- KUTIPAN HALAMAN

>>>>>

Soal perizinan, dia pun menegaskan, pihaknya terus berkoordinasi dengan pihak terkait untuk bisa menekan segala biaya yang membebani. Antara lain, khusus rumah MBR dibebaskan Pajak Pertambahan Nilai (PPn) dan Pajak Penghasilan (PPH) penjualan rumah tersebut. 

"Dan, sebentar lagi diskon 95 persen untukk IMB (Izin Membangun Rumah) dan BPHTB (Bea Perolehan Hak atas Tanah dan Bangunan)," ungkapnya. 

Karena itu, Syarif mempertanyakan apa yang menjadi keluhan Apersi mengenai kesulitan membangun rumah murah tersebut. Sebab, obral insentif yang diberikan pemerintah tersebut sangat disambut bauk oleh para pengembagn lainnya.

<<<<<

- PERMINTAAN A
Ketik ulang tanpa perubahan baris-baris catatan mulai dari awal catatan dan terus sampai baris yang memuat "series-line-bs- <box>14 133 500 249</box>".
Kutipan halaman dan catatan ini tidak saling berhubungan.

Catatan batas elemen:
>>>>>

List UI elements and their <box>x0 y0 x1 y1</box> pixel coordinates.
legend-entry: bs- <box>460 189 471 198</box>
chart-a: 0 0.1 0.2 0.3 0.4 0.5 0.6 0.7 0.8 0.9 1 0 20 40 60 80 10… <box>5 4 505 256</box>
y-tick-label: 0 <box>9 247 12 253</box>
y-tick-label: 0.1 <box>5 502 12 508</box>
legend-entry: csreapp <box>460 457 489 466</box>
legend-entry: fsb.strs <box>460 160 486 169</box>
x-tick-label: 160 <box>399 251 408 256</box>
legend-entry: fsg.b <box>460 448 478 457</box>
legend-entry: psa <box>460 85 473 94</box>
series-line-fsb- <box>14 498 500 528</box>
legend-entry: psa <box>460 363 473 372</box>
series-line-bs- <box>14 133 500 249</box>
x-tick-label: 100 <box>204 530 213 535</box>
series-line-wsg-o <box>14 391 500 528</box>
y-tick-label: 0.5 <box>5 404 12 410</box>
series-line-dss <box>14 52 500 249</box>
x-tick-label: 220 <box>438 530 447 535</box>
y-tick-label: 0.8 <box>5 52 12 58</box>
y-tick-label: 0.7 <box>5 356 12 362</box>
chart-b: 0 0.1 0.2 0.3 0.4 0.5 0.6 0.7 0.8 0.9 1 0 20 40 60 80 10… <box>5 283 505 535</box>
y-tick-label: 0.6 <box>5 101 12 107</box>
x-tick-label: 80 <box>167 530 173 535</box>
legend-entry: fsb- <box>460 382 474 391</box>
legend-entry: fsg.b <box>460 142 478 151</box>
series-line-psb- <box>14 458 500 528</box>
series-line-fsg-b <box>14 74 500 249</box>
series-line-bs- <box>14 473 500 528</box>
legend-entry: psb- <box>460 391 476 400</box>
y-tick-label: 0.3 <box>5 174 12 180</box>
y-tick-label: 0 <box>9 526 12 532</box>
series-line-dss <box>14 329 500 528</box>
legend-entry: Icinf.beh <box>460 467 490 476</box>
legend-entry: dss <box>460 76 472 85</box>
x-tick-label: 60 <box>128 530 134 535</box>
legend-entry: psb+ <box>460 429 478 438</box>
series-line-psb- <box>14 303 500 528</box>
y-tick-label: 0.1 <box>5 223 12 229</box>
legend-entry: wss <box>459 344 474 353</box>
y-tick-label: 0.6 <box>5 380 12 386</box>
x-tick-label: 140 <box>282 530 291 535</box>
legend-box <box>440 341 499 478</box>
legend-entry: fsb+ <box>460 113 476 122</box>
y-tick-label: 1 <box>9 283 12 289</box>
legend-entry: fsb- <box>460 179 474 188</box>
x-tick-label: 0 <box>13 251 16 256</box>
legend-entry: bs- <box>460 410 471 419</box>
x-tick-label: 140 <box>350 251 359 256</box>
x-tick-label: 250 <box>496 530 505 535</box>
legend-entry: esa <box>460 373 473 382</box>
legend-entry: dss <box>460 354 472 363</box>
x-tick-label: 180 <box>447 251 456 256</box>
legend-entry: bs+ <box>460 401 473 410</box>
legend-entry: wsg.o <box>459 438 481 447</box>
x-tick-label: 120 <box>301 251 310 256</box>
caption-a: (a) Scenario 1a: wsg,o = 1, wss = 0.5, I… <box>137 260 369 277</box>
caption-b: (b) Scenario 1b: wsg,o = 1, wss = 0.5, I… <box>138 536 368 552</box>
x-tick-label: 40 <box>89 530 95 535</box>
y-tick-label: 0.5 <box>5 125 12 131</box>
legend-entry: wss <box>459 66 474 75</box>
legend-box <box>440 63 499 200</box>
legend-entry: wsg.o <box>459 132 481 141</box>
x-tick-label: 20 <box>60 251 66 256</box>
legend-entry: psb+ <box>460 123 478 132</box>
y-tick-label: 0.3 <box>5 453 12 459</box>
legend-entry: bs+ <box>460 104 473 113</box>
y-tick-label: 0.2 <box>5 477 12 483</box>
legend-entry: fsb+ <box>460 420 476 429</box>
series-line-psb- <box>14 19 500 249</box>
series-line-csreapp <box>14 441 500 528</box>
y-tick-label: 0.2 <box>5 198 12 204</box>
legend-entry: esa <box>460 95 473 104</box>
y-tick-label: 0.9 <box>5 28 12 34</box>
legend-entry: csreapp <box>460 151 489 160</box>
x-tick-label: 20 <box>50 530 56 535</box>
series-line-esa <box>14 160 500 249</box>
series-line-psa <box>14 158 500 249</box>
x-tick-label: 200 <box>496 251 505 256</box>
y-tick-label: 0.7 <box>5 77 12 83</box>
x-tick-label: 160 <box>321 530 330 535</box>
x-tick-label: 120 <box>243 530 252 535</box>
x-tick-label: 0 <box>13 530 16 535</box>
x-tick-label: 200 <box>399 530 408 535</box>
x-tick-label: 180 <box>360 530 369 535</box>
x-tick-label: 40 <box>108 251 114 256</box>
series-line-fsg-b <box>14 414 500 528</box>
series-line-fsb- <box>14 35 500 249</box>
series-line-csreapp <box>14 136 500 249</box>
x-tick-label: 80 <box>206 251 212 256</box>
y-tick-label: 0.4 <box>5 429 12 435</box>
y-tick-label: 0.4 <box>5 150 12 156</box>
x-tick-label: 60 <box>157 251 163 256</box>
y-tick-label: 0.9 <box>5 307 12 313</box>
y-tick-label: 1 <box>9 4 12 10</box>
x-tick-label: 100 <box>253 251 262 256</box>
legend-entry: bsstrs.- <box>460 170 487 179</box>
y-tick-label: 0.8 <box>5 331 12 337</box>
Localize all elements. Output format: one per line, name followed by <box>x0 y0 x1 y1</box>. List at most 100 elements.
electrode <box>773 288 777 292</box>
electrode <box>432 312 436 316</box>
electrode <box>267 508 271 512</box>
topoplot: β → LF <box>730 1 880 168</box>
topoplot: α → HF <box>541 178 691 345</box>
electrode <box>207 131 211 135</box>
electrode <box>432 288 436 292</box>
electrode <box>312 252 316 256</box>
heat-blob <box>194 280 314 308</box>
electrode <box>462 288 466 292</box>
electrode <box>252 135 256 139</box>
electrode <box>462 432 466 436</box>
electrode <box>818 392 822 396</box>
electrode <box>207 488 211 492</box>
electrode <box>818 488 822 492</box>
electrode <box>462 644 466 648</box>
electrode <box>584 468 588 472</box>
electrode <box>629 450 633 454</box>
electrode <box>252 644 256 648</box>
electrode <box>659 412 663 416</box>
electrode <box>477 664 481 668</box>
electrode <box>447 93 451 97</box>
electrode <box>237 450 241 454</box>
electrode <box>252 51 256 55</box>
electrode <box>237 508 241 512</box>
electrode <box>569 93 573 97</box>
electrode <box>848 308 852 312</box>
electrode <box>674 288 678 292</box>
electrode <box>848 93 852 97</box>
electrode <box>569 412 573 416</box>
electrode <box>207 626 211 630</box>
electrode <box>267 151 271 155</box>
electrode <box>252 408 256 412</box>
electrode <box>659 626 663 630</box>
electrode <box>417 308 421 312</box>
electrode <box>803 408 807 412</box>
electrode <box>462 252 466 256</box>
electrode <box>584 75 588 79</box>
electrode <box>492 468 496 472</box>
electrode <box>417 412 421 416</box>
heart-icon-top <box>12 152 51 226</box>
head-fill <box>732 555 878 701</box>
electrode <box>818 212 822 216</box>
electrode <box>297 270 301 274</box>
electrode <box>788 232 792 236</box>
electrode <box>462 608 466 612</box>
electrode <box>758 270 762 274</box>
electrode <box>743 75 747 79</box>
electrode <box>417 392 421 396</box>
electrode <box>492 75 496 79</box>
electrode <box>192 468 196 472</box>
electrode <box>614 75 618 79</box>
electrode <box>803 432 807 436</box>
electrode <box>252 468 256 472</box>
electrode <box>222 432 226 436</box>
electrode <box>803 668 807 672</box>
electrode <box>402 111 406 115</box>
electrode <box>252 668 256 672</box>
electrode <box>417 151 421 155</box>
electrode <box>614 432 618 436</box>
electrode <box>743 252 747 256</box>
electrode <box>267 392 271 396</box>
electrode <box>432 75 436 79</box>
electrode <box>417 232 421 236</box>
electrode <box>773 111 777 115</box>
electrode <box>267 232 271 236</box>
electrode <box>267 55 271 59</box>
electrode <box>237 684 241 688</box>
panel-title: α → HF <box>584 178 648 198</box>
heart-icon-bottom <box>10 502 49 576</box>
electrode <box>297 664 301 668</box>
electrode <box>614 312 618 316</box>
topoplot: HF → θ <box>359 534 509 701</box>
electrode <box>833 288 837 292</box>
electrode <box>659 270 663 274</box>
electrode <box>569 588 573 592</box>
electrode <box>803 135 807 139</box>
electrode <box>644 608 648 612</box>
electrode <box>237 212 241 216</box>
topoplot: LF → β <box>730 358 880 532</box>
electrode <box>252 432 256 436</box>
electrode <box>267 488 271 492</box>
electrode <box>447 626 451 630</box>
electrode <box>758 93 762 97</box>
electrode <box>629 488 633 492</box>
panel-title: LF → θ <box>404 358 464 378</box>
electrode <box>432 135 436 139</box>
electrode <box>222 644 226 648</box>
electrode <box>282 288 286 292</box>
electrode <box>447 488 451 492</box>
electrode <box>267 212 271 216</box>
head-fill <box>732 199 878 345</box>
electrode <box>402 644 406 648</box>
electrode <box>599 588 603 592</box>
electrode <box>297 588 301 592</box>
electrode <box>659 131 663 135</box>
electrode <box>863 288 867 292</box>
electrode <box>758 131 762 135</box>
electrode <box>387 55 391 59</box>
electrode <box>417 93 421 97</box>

<<<<<

- PERMINTAAN B
Salin kembali tanpa perubahan bagian kutipan halaman mulai dari "Karena itu, Syarif" dan terus sampai "para pengembagn lainnya.".

- HASIL LATIHAN A
List UI elements and their <box>x0 y0 x1 y1</box> pixel coordinates.
legend-entry: bs- <box>460 189 471 198</box>
chart-a: 0 0.1 0.2 0.3 0.4 0.5 0.6 0.7 0.8 0.9 1 0 20 40 60 80 10… <box>5 4 505 256</box>
y-tick-label: 0 <box>9 247 12 253</box>
y-tick-label: 0.1 <box>5 502 12 508</box>
legend-entry: csreapp <box>460 457 489 466</box>
legend-entry: fsb.strs <box>460 160 486 169</box>
x-tick-label: 160 <box>399 251 408 256</box>
legend-entry: fsg.b <box>460 448 478 457</box>
legend-entry: psa <box>460 85 473 94</box>
series-line-fsb- <box>14 498 500 528</box>
legend-entry: psa <box>460 363 473 372</box>
series-line-bs- <box>14 133 500 249</box>

- HASIL LATIHAN B
Karena itu, Syarif mempertanyakan apa yang menjadi keluhan Apersi mengenai kesulitan membangun rumah murah tersebut. Sebab, obral insentif yang diberikan pemerintah tersebut sangat disambut bauk oleh para pengembagn lainnya.